# Task statement
Images in the data are to be skipped, while every line is restated exactly as written.

# Provided material

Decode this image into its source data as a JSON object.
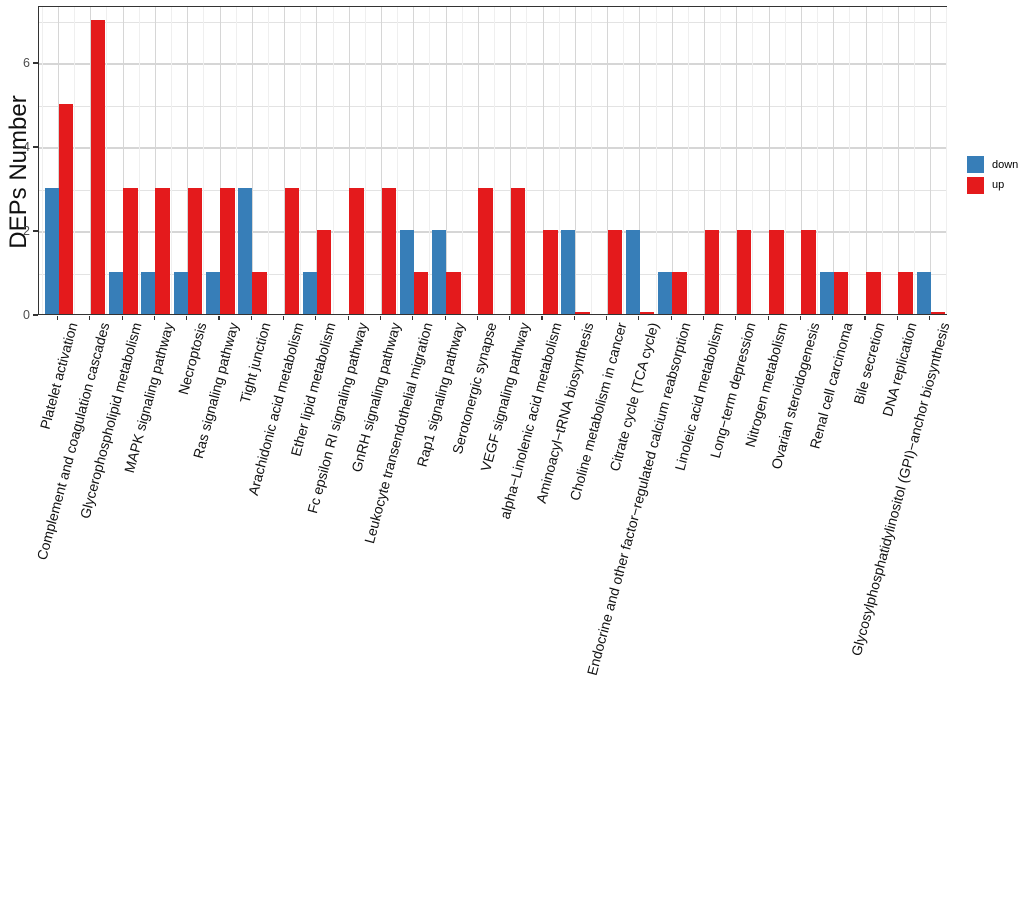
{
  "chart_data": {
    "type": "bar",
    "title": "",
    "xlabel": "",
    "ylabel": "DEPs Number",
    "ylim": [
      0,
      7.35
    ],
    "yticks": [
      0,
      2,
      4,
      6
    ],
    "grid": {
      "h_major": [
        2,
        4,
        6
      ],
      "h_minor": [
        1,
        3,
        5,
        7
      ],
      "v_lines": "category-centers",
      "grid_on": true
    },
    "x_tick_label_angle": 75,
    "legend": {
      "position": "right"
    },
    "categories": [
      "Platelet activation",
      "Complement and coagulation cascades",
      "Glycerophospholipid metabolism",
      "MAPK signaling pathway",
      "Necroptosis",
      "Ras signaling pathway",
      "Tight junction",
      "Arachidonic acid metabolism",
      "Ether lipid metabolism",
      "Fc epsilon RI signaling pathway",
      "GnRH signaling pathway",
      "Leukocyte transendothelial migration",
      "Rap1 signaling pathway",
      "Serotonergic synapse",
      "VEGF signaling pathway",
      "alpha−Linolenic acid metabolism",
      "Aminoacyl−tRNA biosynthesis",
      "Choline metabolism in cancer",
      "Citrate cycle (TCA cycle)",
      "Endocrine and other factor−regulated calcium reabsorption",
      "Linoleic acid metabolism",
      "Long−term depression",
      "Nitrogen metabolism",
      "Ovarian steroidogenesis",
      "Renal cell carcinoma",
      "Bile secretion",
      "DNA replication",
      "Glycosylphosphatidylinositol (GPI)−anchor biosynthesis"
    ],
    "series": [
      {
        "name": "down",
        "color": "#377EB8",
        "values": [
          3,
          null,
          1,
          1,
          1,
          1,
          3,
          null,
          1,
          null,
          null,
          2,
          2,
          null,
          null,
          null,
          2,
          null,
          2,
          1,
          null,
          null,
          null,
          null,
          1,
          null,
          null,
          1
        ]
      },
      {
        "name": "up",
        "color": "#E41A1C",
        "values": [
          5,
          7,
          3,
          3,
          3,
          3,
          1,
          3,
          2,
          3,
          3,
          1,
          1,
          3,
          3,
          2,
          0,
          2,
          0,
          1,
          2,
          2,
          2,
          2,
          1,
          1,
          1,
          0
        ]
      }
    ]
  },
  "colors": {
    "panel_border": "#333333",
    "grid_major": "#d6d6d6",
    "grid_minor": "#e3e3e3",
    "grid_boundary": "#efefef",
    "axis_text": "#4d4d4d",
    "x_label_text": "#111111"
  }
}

# Result of the task
Decode this image into its source data as a JSON object.
{
  "chart_data": {
    "type": "bar",
    "title": "",
    "xlabel": "",
    "ylabel": "DEPs Number",
    "ylim": [
      0,
      7.35
    ],
    "yticks": [
      0,
      2,
      4,
      6
    ],
    "grid": {
      "h_major": [
        2,
        4,
        6
      ],
      "h_minor": [
        1,
        3,
        5,
        7
      ],
      "v_lines": "category-centers",
      "grid_on": true
    },
    "x_tick_label_angle": 75,
    "legend": {
      "position": "right"
    },
    "categories": [
      "Platelet activation",
      "Complement and coagulation cascades",
      "Glycerophospholipid metabolism",
      "MAPK signaling pathway",
      "Necroptosis",
      "Ras signaling pathway",
      "Tight junction",
      "Arachidonic acid metabolism",
      "Ether lipid metabolism",
      "Fc epsilon RI signaling pathway",
      "GnRH signaling pathway",
      "Leukocyte transendothelial migration",
      "Rap1 signaling pathway",
      "Serotonergic synapse",
      "VEGF signaling pathway",
      "alpha−Linolenic acid metabolism",
      "Aminoacyl−tRNA biosynthesis",
      "Choline metabolism in cancer",
      "Citrate cycle (TCA cycle)",
      "Endocrine and other factor−regulated calcium reabsorption",
      "Linoleic acid metabolism",
      "Long−term depression",
      "Nitrogen metabolism",
      "Ovarian steroidogenesis",
      "Renal cell carcinoma",
      "Bile secretion",
      "DNA replication",
      "Glycosylphosphatidylinositol (GPI)−anchor biosynthesis"
    ],
    "series": [
      {
        "name": "down",
        "color": "#377EB8",
        "values": [
          3,
          null,
          1,
          1,
          1,
          1,
          3,
          null,
          1,
          null,
          null,
          2,
          2,
          null,
          null,
          null,
          2,
          null,
          2,
          1,
          null,
          null,
          null,
          null,
          1,
          null,
          null,
          1
        ]
      },
      {
        "name": "up",
        "color": "#E41A1C",
        "values": [
          5,
          7,
          3,
          3,
          3,
          3,
          1,
          3,
          2,
          3,
          3,
          1,
          1,
          3,
          3,
          2,
          0,
          2,
          0,
          1,
          2,
          2,
          2,
          2,
          1,
          1,
          1,
          0
        ]
      }
    ]
  },
  "colors": {
    "panel_border": "#333333",
    "grid_major": "#d6d6d6",
    "grid_minor": "#e3e3e3",
    "grid_boundary": "#efefef",
    "axis_text": "#4d4d4d",
    "x_label_text": "#111111"
  }
}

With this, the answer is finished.